[REQUIRED WORK]:
List all the lines in these records that hold "Mereenie".

[INPUT ROWS]:
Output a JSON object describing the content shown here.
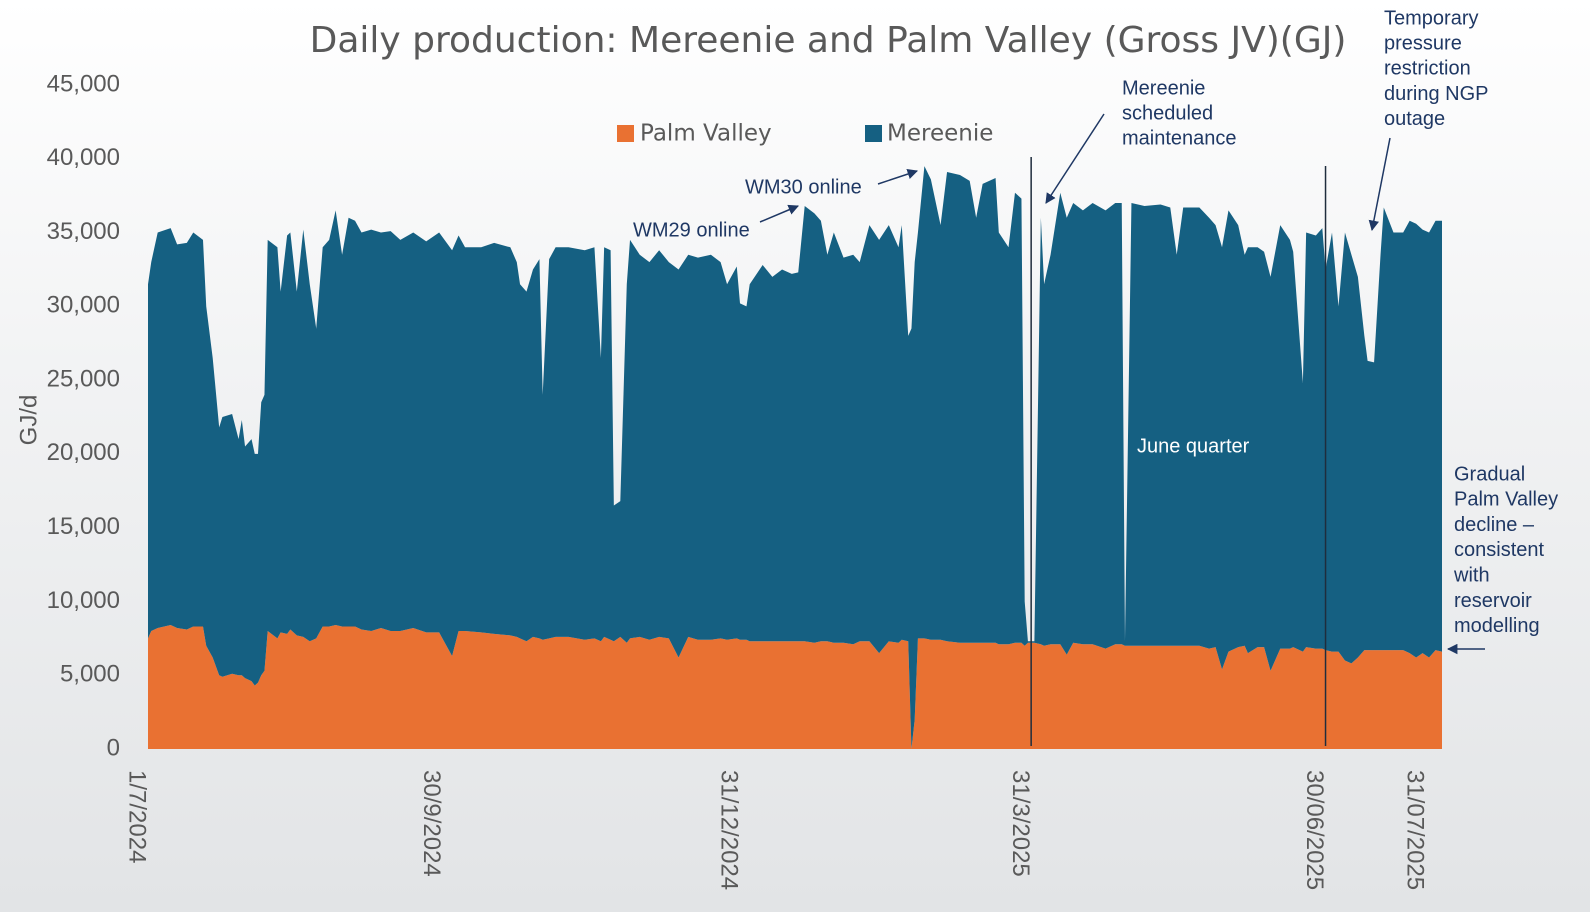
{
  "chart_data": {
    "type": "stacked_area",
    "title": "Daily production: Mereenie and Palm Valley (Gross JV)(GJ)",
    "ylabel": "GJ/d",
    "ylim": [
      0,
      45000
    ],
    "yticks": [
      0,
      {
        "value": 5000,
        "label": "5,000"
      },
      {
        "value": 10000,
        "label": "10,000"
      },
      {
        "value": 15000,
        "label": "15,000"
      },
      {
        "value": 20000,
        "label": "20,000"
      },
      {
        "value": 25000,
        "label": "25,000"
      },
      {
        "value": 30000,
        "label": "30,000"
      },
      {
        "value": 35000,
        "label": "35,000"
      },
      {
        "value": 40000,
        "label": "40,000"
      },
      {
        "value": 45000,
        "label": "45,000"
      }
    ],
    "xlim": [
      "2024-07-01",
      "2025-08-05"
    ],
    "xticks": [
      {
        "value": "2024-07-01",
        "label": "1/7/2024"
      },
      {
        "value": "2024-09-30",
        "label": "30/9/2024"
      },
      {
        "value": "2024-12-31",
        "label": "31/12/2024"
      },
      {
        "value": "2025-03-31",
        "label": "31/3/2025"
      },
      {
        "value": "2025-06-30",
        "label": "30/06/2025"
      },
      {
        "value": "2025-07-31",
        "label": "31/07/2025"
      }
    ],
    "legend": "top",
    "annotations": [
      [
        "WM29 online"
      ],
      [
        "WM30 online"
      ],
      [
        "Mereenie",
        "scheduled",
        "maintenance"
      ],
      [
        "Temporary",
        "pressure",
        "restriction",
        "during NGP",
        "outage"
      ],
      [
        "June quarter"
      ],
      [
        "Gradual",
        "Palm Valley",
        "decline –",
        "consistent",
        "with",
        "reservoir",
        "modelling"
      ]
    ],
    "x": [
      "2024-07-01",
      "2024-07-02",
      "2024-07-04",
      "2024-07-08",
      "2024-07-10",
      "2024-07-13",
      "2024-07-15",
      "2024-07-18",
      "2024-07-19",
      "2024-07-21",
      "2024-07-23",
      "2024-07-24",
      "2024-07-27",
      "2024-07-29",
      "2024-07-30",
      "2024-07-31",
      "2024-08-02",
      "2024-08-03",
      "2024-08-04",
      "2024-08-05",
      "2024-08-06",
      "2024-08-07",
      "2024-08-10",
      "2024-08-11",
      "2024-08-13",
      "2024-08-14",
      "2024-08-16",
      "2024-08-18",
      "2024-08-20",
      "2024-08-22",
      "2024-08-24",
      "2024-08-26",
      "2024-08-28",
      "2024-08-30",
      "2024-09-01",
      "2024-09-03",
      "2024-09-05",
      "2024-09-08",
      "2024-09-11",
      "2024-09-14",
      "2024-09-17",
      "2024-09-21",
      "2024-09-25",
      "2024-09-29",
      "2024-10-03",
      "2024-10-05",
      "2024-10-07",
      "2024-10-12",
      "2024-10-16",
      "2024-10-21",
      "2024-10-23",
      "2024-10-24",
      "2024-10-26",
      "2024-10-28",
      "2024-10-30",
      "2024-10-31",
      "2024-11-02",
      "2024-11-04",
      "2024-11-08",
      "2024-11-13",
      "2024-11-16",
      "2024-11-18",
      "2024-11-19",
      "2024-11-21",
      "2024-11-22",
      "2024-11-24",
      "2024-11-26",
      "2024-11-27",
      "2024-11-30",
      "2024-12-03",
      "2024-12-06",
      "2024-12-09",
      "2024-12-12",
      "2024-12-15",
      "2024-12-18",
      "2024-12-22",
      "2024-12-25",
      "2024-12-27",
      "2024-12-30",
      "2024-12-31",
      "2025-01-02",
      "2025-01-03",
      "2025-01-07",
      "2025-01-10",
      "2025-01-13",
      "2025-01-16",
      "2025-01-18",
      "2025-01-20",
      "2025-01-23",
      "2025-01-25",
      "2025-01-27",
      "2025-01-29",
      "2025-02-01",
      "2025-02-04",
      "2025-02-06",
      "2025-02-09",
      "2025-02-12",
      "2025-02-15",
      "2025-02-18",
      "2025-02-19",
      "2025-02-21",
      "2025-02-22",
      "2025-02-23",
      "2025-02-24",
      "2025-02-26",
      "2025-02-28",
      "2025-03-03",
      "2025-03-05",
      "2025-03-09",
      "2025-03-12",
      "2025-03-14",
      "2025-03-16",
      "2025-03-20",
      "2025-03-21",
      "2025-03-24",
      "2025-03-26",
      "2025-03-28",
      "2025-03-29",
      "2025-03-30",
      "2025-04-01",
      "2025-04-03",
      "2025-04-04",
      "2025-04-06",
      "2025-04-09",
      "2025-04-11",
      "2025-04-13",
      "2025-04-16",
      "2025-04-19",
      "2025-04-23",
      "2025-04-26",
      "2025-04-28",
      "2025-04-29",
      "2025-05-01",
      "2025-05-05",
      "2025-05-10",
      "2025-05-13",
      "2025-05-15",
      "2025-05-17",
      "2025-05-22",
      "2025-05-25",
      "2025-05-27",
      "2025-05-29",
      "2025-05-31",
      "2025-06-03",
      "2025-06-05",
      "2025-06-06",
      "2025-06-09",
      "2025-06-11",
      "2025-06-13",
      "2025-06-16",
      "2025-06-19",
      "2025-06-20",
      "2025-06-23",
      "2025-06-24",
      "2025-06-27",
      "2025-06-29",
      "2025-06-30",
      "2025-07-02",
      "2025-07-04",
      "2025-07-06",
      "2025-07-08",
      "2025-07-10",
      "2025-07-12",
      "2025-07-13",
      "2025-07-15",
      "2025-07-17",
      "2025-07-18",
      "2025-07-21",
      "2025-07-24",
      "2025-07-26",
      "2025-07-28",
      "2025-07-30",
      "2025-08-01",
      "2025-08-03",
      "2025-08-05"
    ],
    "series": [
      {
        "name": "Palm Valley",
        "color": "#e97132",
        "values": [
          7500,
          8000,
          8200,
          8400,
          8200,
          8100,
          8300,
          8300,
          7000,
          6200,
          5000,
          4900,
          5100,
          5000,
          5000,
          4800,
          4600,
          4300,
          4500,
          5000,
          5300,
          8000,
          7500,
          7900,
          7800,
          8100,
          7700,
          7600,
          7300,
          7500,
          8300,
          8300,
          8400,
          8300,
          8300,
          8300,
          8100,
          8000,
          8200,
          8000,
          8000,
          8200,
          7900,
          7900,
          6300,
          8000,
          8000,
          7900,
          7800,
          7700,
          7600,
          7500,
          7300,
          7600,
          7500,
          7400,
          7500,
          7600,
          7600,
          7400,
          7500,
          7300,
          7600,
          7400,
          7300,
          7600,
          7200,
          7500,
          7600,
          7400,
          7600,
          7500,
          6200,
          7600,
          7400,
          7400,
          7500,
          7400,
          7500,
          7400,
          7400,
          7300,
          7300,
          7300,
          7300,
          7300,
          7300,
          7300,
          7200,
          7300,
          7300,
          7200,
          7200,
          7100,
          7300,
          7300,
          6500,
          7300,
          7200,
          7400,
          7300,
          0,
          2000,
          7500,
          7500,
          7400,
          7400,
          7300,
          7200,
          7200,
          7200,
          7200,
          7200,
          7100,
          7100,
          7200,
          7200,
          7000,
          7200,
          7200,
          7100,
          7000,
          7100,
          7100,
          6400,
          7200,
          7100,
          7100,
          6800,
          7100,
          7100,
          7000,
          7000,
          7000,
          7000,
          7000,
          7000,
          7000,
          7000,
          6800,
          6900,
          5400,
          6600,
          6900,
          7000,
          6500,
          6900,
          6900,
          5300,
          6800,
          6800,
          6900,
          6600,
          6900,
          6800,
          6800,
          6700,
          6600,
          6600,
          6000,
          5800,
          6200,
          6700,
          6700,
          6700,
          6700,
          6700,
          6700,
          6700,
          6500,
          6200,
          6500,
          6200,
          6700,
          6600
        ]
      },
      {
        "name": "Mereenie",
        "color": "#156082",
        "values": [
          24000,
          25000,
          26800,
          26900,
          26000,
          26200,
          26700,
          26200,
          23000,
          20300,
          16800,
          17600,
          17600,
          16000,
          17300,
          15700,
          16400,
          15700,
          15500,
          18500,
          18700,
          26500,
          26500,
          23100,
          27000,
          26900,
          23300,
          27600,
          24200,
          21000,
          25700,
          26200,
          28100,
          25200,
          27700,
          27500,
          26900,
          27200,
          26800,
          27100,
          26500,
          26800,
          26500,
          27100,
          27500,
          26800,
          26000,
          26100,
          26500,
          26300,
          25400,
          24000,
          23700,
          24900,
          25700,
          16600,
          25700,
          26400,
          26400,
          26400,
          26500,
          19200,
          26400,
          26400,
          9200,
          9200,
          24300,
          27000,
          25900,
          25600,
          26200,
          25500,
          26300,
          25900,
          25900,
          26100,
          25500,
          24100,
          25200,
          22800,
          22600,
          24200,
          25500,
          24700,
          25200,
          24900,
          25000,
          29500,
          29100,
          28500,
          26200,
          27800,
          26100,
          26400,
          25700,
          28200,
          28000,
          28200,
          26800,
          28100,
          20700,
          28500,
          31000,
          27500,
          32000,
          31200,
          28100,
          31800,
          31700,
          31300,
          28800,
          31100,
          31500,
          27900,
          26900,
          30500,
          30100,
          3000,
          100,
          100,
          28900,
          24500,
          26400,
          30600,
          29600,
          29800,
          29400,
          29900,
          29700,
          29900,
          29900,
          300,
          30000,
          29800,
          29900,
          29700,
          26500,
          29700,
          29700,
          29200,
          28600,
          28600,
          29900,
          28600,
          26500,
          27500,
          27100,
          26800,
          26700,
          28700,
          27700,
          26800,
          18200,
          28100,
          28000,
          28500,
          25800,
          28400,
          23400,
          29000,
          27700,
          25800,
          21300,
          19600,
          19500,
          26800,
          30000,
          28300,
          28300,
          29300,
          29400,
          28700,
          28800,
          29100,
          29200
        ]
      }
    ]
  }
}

[COMPLETE RESPONSE]:
    "title": "Daily production: Mereenie and Palm Valley (Gross JV)(GJ)",
        "Mereenie",
        "name": "Mereenie",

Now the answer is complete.